# [Direction]
All of the material below is to be restated word for word, apart from the pictures.

# [Provided information]
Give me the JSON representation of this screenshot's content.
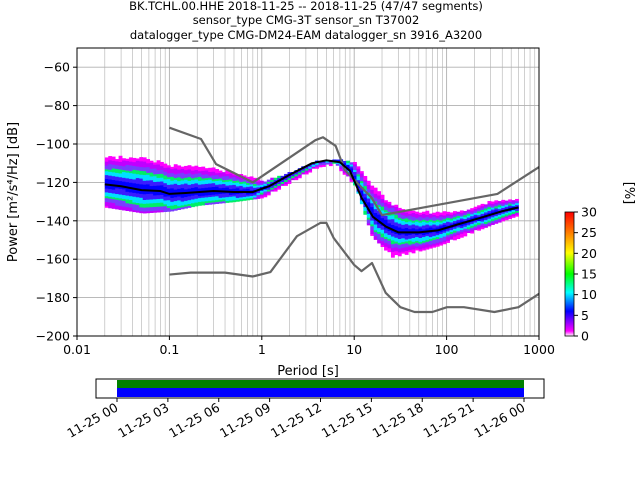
{
  "title": {
    "line1": "BK.TCHL.00.HHE   2018-11-25 -- 2018-11-25  (47/47 segments)",
    "line2": "sensor_type CMG-3T sensor_sn T37002",
    "line3": "datalogger_type CMG-DM24-EAM datalogger_sn 3916_A3200"
  },
  "chart_data": [
    {
      "type": "heatmap",
      "title": "BK.TCHL.00.HHE   2018-11-25 -- 2018-11-25  (47/47 segments)",
      "xlabel": "Period [s]",
      "ylabel": "Power [m²/s⁴/Hz] [dB]",
      "x_scale": "log",
      "xlim": [
        0.01,
        1000
      ],
      "ylim": [
        -200,
        -50
      ],
      "x_ticks": [
        "0.01",
        "0.1",
        "1",
        "10",
        "100",
        "1000"
      ],
      "y_ticks": [
        "−200",
        "−180",
        "−160",
        "−140",
        "−120",
        "−100",
        "−80",
        "−60"
      ],
      "grid": true,
      "colorbar": {
        "label": "[%]",
        "min": 0,
        "max": 30,
        "ticks": [
          "0",
          "5",
          "10",
          "15",
          "20",
          "25",
          "30"
        ],
        "colormap": "pqlx"
      },
      "series": [
        {
          "name": "",
          "style": "model-high",
          "color": "#666666",
          "points": [
            [
              0.1,
              -91.5
            ],
            [
              0.22,
              -97.4
            ],
            [
              0.32,
              -110.5
            ],
            [
              0.8,
              -120
            ],
            [
              3.8,
              -98
            ],
            [
              4.6,
              -96.5
            ],
            [
              6.3,
              -101
            ],
            [
              7.9,
              -113.5
            ],
            [
              15.4,
              -128
            ],
            [
              20,
              -137
            ],
            [
              354.8,
              -126
            ],
            [
              1000,
              -112
            ]
          ]
        },
        {
          "name": "",
          "style": "model-low",
          "color": "#666666",
          "points": [
            [
              0.1,
              -168
            ],
            [
              0.17,
              -167
            ],
            [
              0.4,
              -167
            ],
            [
              0.8,
              -169
            ],
            [
              1.24,
              -166.7
            ],
            [
              2.4,
              -148
            ],
            [
              4.3,
              -141.1
            ],
            [
              5,
              -141.1
            ],
            [
              6,
              -149
            ],
            [
              10,
              -163
            ],
            [
              12,
              -166.2
            ],
            [
              15.6,
              -162
            ],
            [
              21.9,
              -177.5
            ],
            [
              31.6,
              -185
            ],
            [
              45,
              -187.5
            ],
            [
              70,
              -187.5
            ],
            [
              101,
              -185
            ],
            [
              154,
              -185
            ],
            [
              328.9,
              -187.5
            ],
            [
              600,
              -185
            ],
            [
              1000,
              -178
            ]
          ]
        },
        {
          "name": "",
          "style": "mean",
          "color": "#000000",
          "points": [
            [
              0.02,
              -121
            ],
            [
              0.03,
              -122
            ],
            [
              0.05,
              -124
            ],
            [
              0.08,
              -124.5
            ],
            [
              0.1,
              -126
            ],
            [
              0.15,
              -125.5
            ],
            [
              0.3,
              -124.5
            ],
            [
              0.5,
              -125
            ],
            [
              0.8,
              -125
            ],
            [
              1.2,
              -122
            ],
            [
              2,
              -116
            ],
            [
              3.5,
              -110
            ],
            [
              5,
              -108.5
            ],
            [
              7,
              -109.5
            ],
            [
              9,
              -114
            ],
            [
              12,
              -128
            ],
            [
              16,
              -138
            ],
            [
              22,
              -143
            ],
            [
              30,
              -146
            ],
            [
              50,
              -146
            ],
            [
              80,
              -145
            ],
            [
              130,
              -142
            ],
            [
              250,
              -138
            ],
            [
              400,
              -135
            ],
            [
              600,
              -133
            ]
          ]
        }
      ],
      "spread_envelope": {
        "period": [
          0.02,
          0.05,
          0.1,
          0.2,
          0.5,
          1,
          2,
          4,
          6,
          10,
          15,
          25,
          40,
          80,
          150,
          300,
          600
        ],
        "upper_db": [
          -107,
          -107,
          -111,
          -112,
          -115,
          -120,
          -115,
          -109,
          -108,
          -110,
          -122,
          -132,
          -135,
          -136,
          -135,
          -130,
          -129
        ],
        "lower_db": [
          -133,
          -136,
          -135,
          -132,
          -130,
          -128,
          -120,
          -112,
          -111,
          -122,
          -148,
          -159,
          -157,
          -153,
          -148,
          -142,
          -137
        ]
      }
    },
    {
      "type": "bar",
      "name": "data coverage",
      "x_ticks": [
        "11-25 00",
        "11-25 03",
        "11-25 06",
        "11-25 09",
        "11-25 12",
        "11-25 15",
        "11-25 18",
        "11-25 21",
        "11-26 00"
      ],
      "range": [
        "11-25 00",
        "11-26 00"
      ],
      "segments": [
        {
          "band": "top",
          "color": "#008000",
          "start": "11-25 00",
          "end": "11-26 00"
        },
        {
          "band": "bottom",
          "color": "#0000ff",
          "start": "11-25 00",
          "end": "11-26 00"
        }
      ]
    }
  ]
}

# [Task result]
Give me the JSON representation of this screenshot's content.
{
  "title": {
    "line1": "BK.TCHL.00.HHE   2018-11-25 -- 2018-11-25  (47/47 segments)",
    "line2": "sensor_type CMG-3T sensor_sn T37002",
    "line3": "datalogger_type CMG-DM24-EAM datalogger_sn 3916_A3200"
  },
  "chart_data": [
    {
      "type": "heatmap",
      "title": "BK.TCHL.00.HHE   2018-11-25 -- 2018-11-25  (47/47 segments)",
      "xlabel": "Period [s]",
      "ylabel": "Power [m²/s⁴/Hz] [dB]",
      "x_scale": "log",
      "xlim": [
        0.01,
        1000
      ],
      "ylim": [
        -200,
        -50
      ],
      "x_ticks": [
        "0.01",
        "0.1",
        "1",
        "10",
        "100",
        "1000"
      ],
      "y_ticks": [
        "−200",
        "−180",
        "−160",
        "−140",
        "−120",
        "−100",
        "−80",
        "−60"
      ],
      "grid": true,
      "colorbar": {
        "label": "[%]",
        "min": 0,
        "max": 30,
        "ticks": [
          "0",
          "5",
          "10",
          "15",
          "20",
          "25",
          "30"
        ],
        "colormap": "pqlx"
      },
      "series": [
        {
          "name": "",
          "style": "model-high",
          "color": "#666666",
          "points": [
            [
              0.1,
              -91.5
            ],
            [
              0.22,
              -97.4
            ],
            [
              0.32,
              -110.5
            ],
            [
              0.8,
              -120
            ],
            [
              3.8,
              -98
            ],
            [
              4.6,
              -96.5
            ],
            [
              6.3,
              -101
            ],
            [
              7.9,
              -113.5
            ],
            [
              15.4,
              -128
            ],
            [
              20,
              -137
            ],
            [
              354.8,
              -126
            ],
            [
              1000,
              -112
            ]
          ]
        },
        {
          "name": "",
          "style": "model-low",
          "color": "#666666",
          "points": [
            [
              0.1,
              -168
            ],
            [
              0.17,
              -167
            ],
            [
              0.4,
              -167
            ],
            [
              0.8,
              -169
            ],
            [
              1.24,
              -166.7
            ],
            [
              2.4,
              -148
            ],
            [
              4.3,
              -141.1
            ],
            [
              5,
              -141.1
            ],
            [
              6,
              -149
            ],
            [
              10,
              -163
            ],
            [
              12,
              -166.2
            ],
            [
              15.6,
              -162
            ],
            [
              21.9,
              -177.5
            ],
            [
              31.6,
              -185
            ],
            [
              45,
              -187.5
            ],
            [
              70,
              -187.5
            ],
            [
              101,
              -185
            ],
            [
              154,
              -185
            ],
            [
              328.9,
              -187.5
            ],
            [
              600,
              -185
            ],
            [
              1000,
              -178
            ]
          ]
        },
        {
          "name": "",
          "style": "mean",
          "color": "#000000",
          "points": [
            [
              0.02,
              -121
            ],
            [
              0.03,
              -122
            ],
            [
              0.05,
              -124
            ],
            [
              0.08,
              -124.5
            ],
            [
              0.1,
              -126
            ],
            [
              0.15,
              -125.5
            ],
            [
              0.3,
              -124.5
            ],
            [
              0.5,
              -125
            ],
            [
              0.8,
              -125
            ],
            [
              1.2,
              -122
            ],
            [
              2,
              -116
            ],
            [
              3.5,
              -110
            ],
            [
              5,
              -108.5
            ],
            [
              7,
              -109.5
            ],
            [
              9,
              -114
            ],
            [
              12,
              -128
            ],
            [
              16,
              -138
            ],
            [
              22,
              -143
            ],
            [
              30,
              -146
            ],
            [
              50,
              -146
            ],
            [
              80,
              -145
            ],
            [
              130,
              -142
            ],
            [
              250,
              -138
            ],
            [
              400,
              -135
            ],
            [
              600,
              -133
            ]
          ]
        }
      ],
      "spread_envelope": {
        "period": [
          0.02,
          0.05,
          0.1,
          0.2,
          0.5,
          1,
          2,
          4,
          6,
          10,
          15,
          25,
          40,
          80,
          150,
          300,
          600
        ],
        "upper_db": [
          -107,
          -107,
          -111,
          -112,
          -115,
          -120,
          -115,
          -109,
          -108,
          -110,
          -122,
          -132,
          -135,
          -136,
          -135,
          -130,
          -129
        ],
        "lower_db": [
          -133,
          -136,
          -135,
          -132,
          -130,
          -128,
          -120,
          -112,
          -111,
          -122,
          -148,
          -159,
          -157,
          -153,
          -148,
          -142,
          -137
        ]
      }
    },
    {
      "type": "bar",
      "name": "data coverage",
      "x_ticks": [
        "11-25 00",
        "11-25 03",
        "11-25 06",
        "11-25 09",
        "11-25 12",
        "11-25 15",
        "11-25 18",
        "11-25 21",
        "11-26 00"
      ],
      "range": [
        "11-25 00",
        "11-26 00"
      ],
      "segments": [
        {
          "band": "top",
          "color": "#008000",
          "start": "11-25 00",
          "end": "11-26 00"
        },
        {
          "band": "bottom",
          "color": "#0000ff",
          "start": "11-25 00",
          "end": "11-26 00"
        }
      ]
    }
  ]
}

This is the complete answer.